* Problem requirements *
Can you write out all the lines word for word, with no pictures?

## BEGIN Excerpted records

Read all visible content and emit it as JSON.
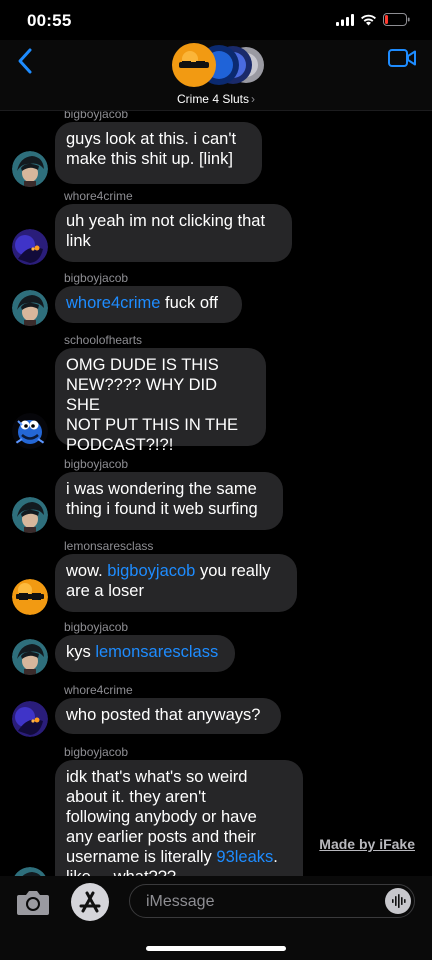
{
  "status_bar": {
    "time": "00:55"
  },
  "header": {
    "group_name": "Crime 4 Sluts",
    "chevron": "›"
  },
  "messages": [
    {
      "sender": "bigboyjacob",
      "avatar": "jacob",
      "lines": [
        [
          {
            "t": "guys look at this. i can't"
          }
        ],
        [
          {
            "t": "make this shit up. [link]"
          }
        ]
      ]
    },
    {
      "sender": "whore4crime",
      "avatar": "whore",
      "lines": [
        [
          {
            "t": "uh yeah im not clicking that"
          }
        ],
        [
          {
            "t": "link"
          }
        ]
      ]
    },
    {
      "sender": "bigboyjacob",
      "avatar": "jacob",
      "lines": [
        [
          {
            "t": "whore4crime",
            "m": true
          },
          {
            "t": " fuck off"
          }
        ]
      ]
    },
    {
      "sender": "schoolofhearts",
      "avatar": "cookie",
      "lines": [
        [
          {
            "t": "OMG DUDE IS THIS"
          }
        ],
        [
          {
            "t": "NEW???? WHY DID SHE"
          }
        ],
        [
          {
            "t": "NOT PUT THIS IN THE"
          }
        ],
        [
          {
            "t": "PODCAST?!?!"
          }
        ]
      ]
    },
    {
      "sender": "bigboyjacob",
      "avatar": "jacob",
      "lines": [
        [
          {
            "t": "i was wondering the same"
          }
        ],
        [
          {
            "t": "thing i found it web surfing"
          }
        ]
      ]
    },
    {
      "sender": "lemonsaresclass",
      "avatar": "lemon",
      "lines": [
        [
          {
            "t": "wow. "
          },
          {
            "t": "bigboyjacob",
            "m": true
          },
          {
            "t": " you really"
          }
        ],
        [
          {
            "t": "are a loser"
          }
        ]
      ]
    },
    {
      "sender": "bigboyjacob",
      "avatar": "jacob",
      "lines": [
        [
          {
            "t": "kys "
          },
          {
            "t": "lemonsaresclass",
            "m": true
          }
        ]
      ]
    },
    {
      "sender": "whore4crime",
      "avatar": "whore",
      "lines": [
        [
          {
            "t": "who posted that anyways?"
          }
        ]
      ]
    },
    {
      "sender": "bigboyjacob",
      "avatar": "jacob",
      "lines": [
        [
          {
            "t": "idk that's what's so weird"
          }
        ],
        [
          {
            "t": "about it. they aren't"
          }
        ],
        [
          {
            "t": "following anybody or have"
          }
        ],
        [
          {
            "t": "any earlier posts and their"
          }
        ],
        [
          {
            "t": "username is literally "
          },
          {
            "t": "93leaks",
            "m": true
          },
          {
            "t": "."
          }
        ],
        [
          {
            "t": "like ... what???"
          }
        ]
      ]
    }
  ],
  "watermark": "Made by iFake",
  "compose": {
    "placeholder": "iMessage"
  },
  "icons": [
    "signal-icon",
    "wifi-icon",
    "battery-icon",
    "back-chevron-icon",
    "video-call-icon",
    "camera-icon",
    "app-store-icon",
    "audio-waveform-icon"
  ],
  "colors": {
    "accent": "#1e8cff",
    "bubble": "#262628",
    "background": "#000000"
  }
}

## END Excerpted records

* Solved exercise *
Read all visible content and emit it as JSON.
{
  "status_bar": {
    "time": "00:55"
  },
  "header": {
    "group_name": "Crime 4 Sluts",
    "chevron": "›"
  },
  "messages": [
    {
      "sender": "bigboyjacob",
      "avatar": "jacob",
      "lines": [
        [
          {
            "t": "guys look at this. i can't"
          }
        ],
        [
          {
            "t": "make this shit up. [link]"
          }
        ]
      ]
    },
    {
      "sender": "whore4crime",
      "avatar": "whore",
      "lines": [
        [
          {
            "t": "uh yeah im not clicking that"
          }
        ],
        [
          {
            "t": "link"
          }
        ]
      ]
    },
    {
      "sender": "bigboyjacob",
      "avatar": "jacob",
      "lines": [
        [
          {
            "t": "whore4crime",
            "m": true
          },
          {
            "t": " fuck off"
          }
        ]
      ]
    },
    {
      "sender": "schoolofhearts",
      "avatar": "cookie",
      "lines": [
        [
          {
            "t": "OMG DUDE IS THIS"
          }
        ],
        [
          {
            "t": "NEW???? WHY DID SHE"
          }
        ],
        [
          {
            "t": "NOT PUT THIS IN THE"
          }
        ],
        [
          {
            "t": "PODCAST?!?!"
          }
        ]
      ]
    },
    {
      "sender": "bigboyjacob",
      "avatar": "jacob",
      "lines": [
        [
          {
            "t": "i was wondering the same"
          }
        ],
        [
          {
            "t": "thing i found it web surfing"
          }
        ]
      ]
    },
    {
      "sender": "lemonsaresclass",
      "avatar": "lemon",
      "lines": [
        [
          {
            "t": "wow. "
          },
          {
            "t": "bigboyjacob",
            "m": true
          },
          {
            "t": " you really"
          }
        ],
        [
          {
            "t": "are a loser"
          }
        ]
      ]
    },
    {
      "sender": "bigboyjacob",
      "avatar": "jacob",
      "lines": [
        [
          {
            "t": "kys "
          },
          {
            "t": "lemonsaresclass",
            "m": true
          }
        ]
      ]
    },
    {
      "sender": "whore4crime",
      "avatar": "whore",
      "lines": [
        [
          {
            "t": "who posted that anyways?"
          }
        ]
      ]
    },
    {
      "sender": "bigboyjacob",
      "avatar": "jacob",
      "lines": [
        [
          {
            "t": "idk that's what's so weird"
          }
        ],
        [
          {
            "t": "about it. they aren't"
          }
        ],
        [
          {
            "t": "following anybody or have"
          }
        ],
        [
          {
            "t": "any earlier posts and their"
          }
        ],
        [
          {
            "t": "username is literally "
          },
          {
            "t": "93leaks",
            "m": true
          },
          {
            "t": "."
          }
        ],
        [
          {
            "t": "like ... what???"
          }
        ]
      ]
    }
  ],
  "watermark": "Made by iFake",
  "compose": {
    "placeholder": "iMessage"
  },
  "icons": [
    "signal-icon",
    "wifi-icon",
    "battery-icon",
    "back-chevron-icon",
    "video-call-icon",
    "camera-icon",
    "app-store-icon",
    "audio-waveform-icon"
  ],
  "colors": {
    "accent": "#1e8cff",
    "bubble": "#262628",
    "background": "#000000"
  }
}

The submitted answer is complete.